Pull out every line below holding the word "name".

» **Figure collection entries**:
^^^^^^^^
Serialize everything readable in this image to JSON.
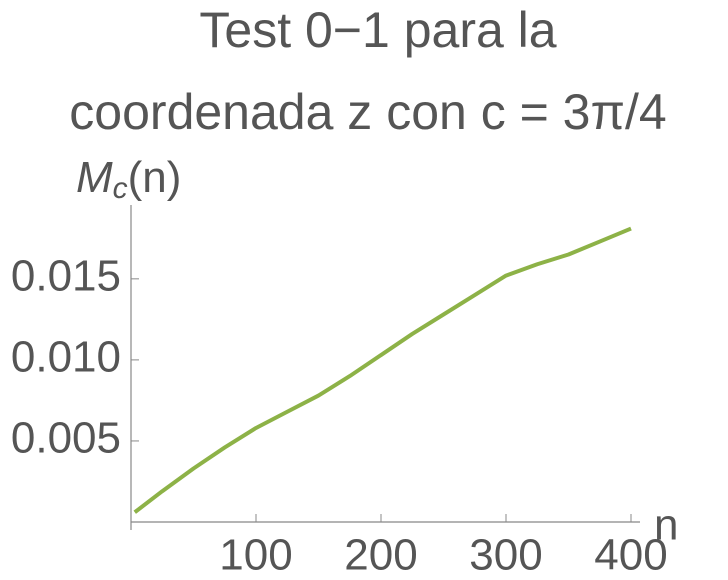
{
  "chart_data": {
    "type": "line",
    "title": [
      "Test 0−1 para la",
      "coordenada z con c = 3π/4"
    ],
    "x_label": "n",
    "y_label": {
      "main": "M",
      "sub": "c",
      "rest": "(n)"
    },
    "x": [
      3,
      25,
      50,
      75,
      100,
      125,
      150,
      175,
      200,
      225,
      250,
      275,
      300,
      325,
      350,
      375,
      400
    ],
    "series": [
      {
        "color": "#8db247",
        "values": [
          0.0006,
          0.0019,
          0.0033,
          0.0046,
          0.0058,
          0.0068,
          0.0078,
          0.009,
          0.0103,
          0.0116,
          0.0128,
          0.014,
          0.0152,
          0.0159,
          0.0165,
          0.0173,
          0.0181
        ]
      }
    ],
    "xlim": [
      0,
      400
    ],
    "ylim": [
      0,
      0.019
    ],
    "xticks": [
      100,
      200,
      300,
      400
    ],
    "yticks": [
      0.005,
      {
        "value": 0.01,
        "label": "0.010"
      },
      0.015
    ]
  }
}
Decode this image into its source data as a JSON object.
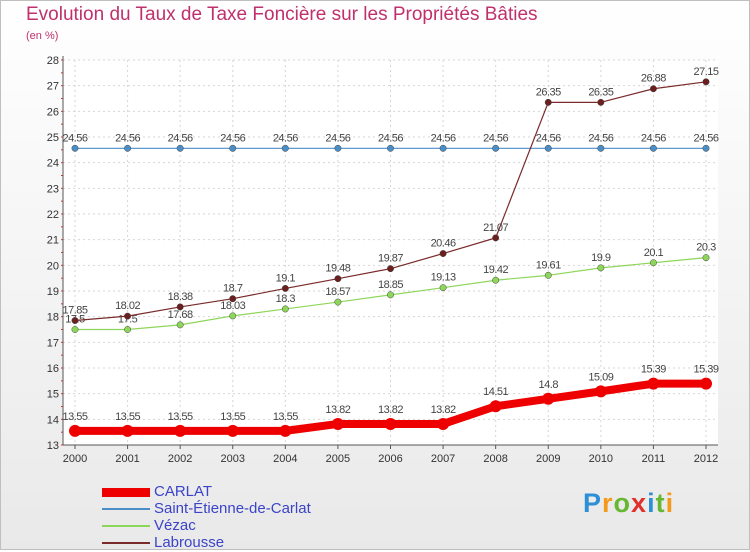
{
  "title": "Evolution du Taux de Taxe Foncière sur les Propriétés Bâties",
  "subtitle": "(en %)",
  "logo": {
    "letters": [
      "P",
      "r",
      "o",
      "x",
      "i",
      "t",
      "i"
    ],
    "colors": [
      "#2d8fd6",
      "#f39a1c",
      "#66b832",
      "#e0302c",
      "#2d8fd6",
      "#66b832",
      "#f39a1c"
    ]
  },
  "chart_data": {
    "type": "line",
    "x": [
      "2000",
      "2001",
      "2002",
      "2003",
      "2004",
      "2005",
      "2006",
      "2007",
      "2008",
      "2009",
      "2010",
      "2011",
      "2012"
    ],
    "ylim": [
      13,
      28
    ],
    "yticks": [
      "13",
      "14",
      "15",
      "16",
      "17",
      "18",
      "19",
      "20",
      "21",
      "22",
      "23",
      "24",
      "25",
      "26",
      "27",
      "28"
    ],
    "grid": true,
    "series": [
      {
        "name": "CARLAT",
        "color": "#ee0000",
        "values": [
          13.55,
          13.55,
          13.55,
          13.55,
          13.55,
          13.82,
          13.82,
          13.82,
          14.51,
          14.8,
          15.09,
          15.39,
          15.39
        ],
        "labels": [
          "13.55",
          "13.55",
          "13.55",
          "13.55",
          "13.55",
          "13.82",
          "13.82",
          "13.82",
          "14.51",
          "14.8",
          "15.09",
          "15.39",
          "15.39"
        ]
      },
      {
        "name": "Saint-Étienne-de-Carlat",
        "color": "#4a8ec8",
        "values": [
          24.56,
          24.56,
          24.56,
          24.56,
          24.56,
          24.56,
          24.56,
          24.56,
          24.56,
          24.56,
          24.56,
          24.56,
          24.56
        ],
        "labels": [
          "24.56",
          "24.56",
          "24.56",
          "24.56",
          "24.56",
          "24.56",
          "24.56",
          "24.56",
          "24.56",
          "24.56",
          "24.56",
          "24.56",
          "24.56"
        ]
      },
      {
        "name": "Vézac",
        "color": "#8ed65a",
        "values": [
          17.5,
          17.5,
          17.68,
          18.03,
          18.3,
          18.57,
          18.85,
          19.13,
          19.42,
          19.61,
          19.9,
          20.1,
          20.3
        ],
        "labels": [
          "17.5",
          "17.5",
          "17.68",
          "18.03",
          "18.3",
          "18.57",
          "18.85",
          "19.13",
          "19.42",
          "19.61",
          "19.9",
          "20.1",
          "20.3"
        ]
      },
      {
        "name": "Labrousse",
        "color": "#7a2a2a",
        "values": [
          17.85,
          18.02,
          18.38,
          18.7,
          19.1,
          19.48,
          19.87,
          20.46,
          21.07,
          26.35,
          26.35,
          26.88,
          27.15
        ],
        "labels": [
          "17.85",
          "18.02",
          "18.38",
          "18.7",
          "19.1",
          "19.48",
          "19.87",
          "20.46",
          "21.07",
          "26.35",
          "26.35",
          "26.88",
          "27.15"
        ]
      }
    ]
  }
}
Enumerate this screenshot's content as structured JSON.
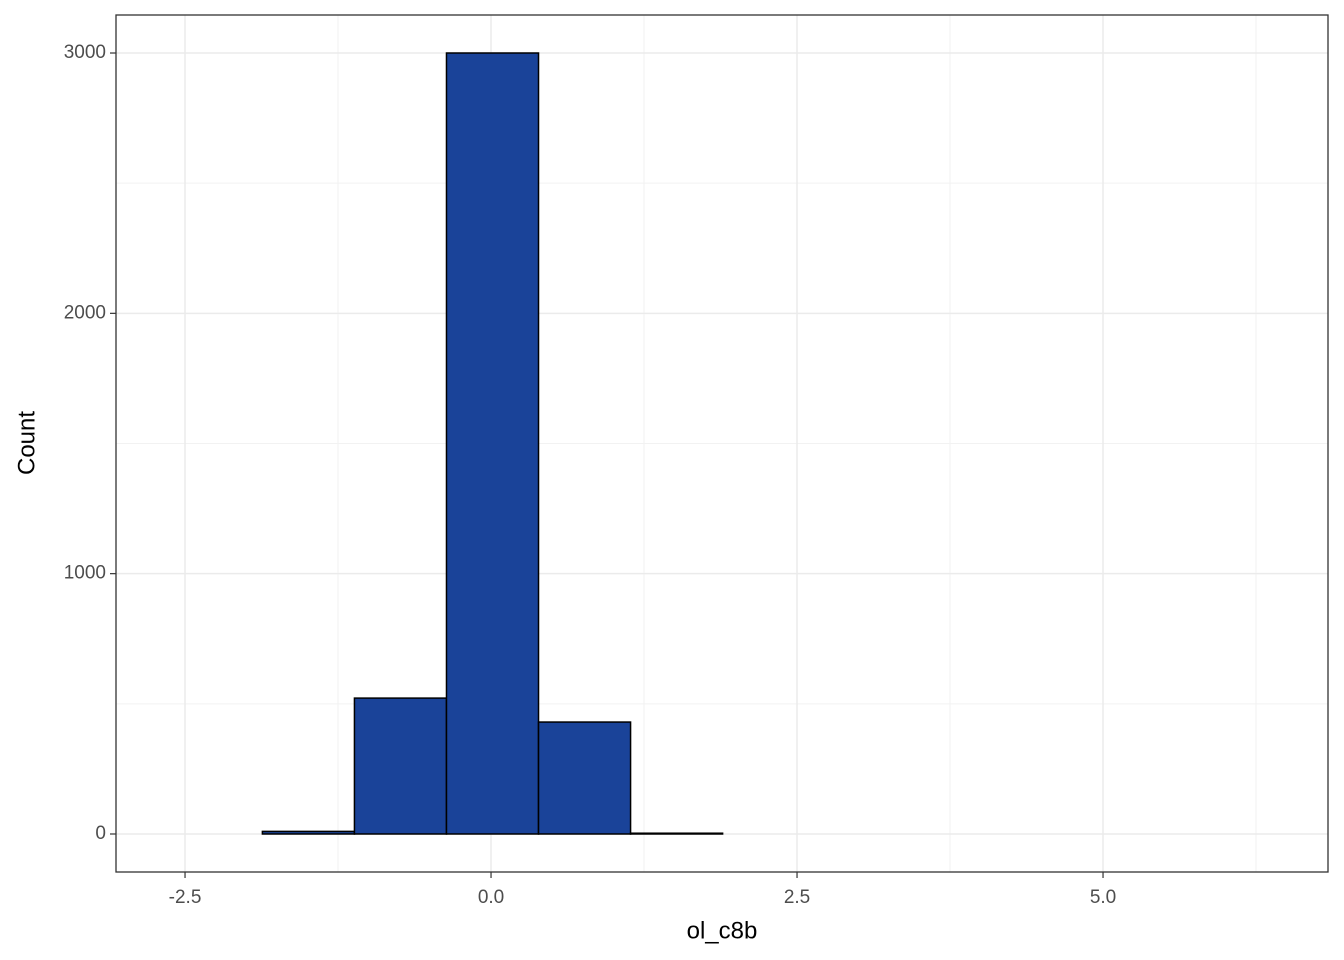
^^^^^^^^
» **The reply**:
        "name": "CARLAT",
        "name": "Saint-Étienne-de-Carlat",
        "name": "Vézac",
        "name": "Labrousse",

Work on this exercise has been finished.